#### WRITTEN EXERCISE
Only lines holding the string "name" are wanted; copy each one from the material.
========================================================================
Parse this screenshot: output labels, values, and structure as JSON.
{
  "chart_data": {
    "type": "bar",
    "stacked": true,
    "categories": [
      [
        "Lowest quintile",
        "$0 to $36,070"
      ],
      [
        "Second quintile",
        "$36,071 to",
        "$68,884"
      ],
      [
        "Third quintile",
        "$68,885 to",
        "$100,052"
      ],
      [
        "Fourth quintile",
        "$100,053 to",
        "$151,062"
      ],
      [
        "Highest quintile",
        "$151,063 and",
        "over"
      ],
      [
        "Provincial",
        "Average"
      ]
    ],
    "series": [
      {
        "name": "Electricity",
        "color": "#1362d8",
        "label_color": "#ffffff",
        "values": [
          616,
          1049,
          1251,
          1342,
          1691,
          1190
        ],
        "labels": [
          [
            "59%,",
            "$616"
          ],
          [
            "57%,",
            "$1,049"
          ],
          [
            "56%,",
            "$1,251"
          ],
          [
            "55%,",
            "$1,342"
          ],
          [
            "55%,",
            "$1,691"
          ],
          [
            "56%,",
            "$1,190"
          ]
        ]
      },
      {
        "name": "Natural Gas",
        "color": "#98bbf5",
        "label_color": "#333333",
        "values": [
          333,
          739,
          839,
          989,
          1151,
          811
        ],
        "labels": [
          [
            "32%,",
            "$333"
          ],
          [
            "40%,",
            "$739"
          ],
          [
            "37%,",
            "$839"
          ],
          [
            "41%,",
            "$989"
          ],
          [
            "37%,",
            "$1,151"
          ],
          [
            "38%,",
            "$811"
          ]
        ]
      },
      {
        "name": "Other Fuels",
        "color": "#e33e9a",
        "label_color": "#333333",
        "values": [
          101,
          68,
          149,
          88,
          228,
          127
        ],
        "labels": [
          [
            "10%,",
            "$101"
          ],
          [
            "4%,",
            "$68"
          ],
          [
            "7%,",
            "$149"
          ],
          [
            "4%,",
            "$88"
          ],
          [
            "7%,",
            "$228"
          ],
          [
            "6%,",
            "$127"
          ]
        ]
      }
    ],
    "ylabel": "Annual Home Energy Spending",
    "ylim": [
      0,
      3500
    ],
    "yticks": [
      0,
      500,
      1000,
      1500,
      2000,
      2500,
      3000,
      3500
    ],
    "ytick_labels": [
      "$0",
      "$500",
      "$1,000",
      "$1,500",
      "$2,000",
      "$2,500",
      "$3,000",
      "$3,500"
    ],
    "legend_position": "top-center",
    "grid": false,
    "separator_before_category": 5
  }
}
========================================================================
#### THE ANSWER
        "name": "Electricity",
        "name": "Natural Gas",
        "name": "Other Fuels",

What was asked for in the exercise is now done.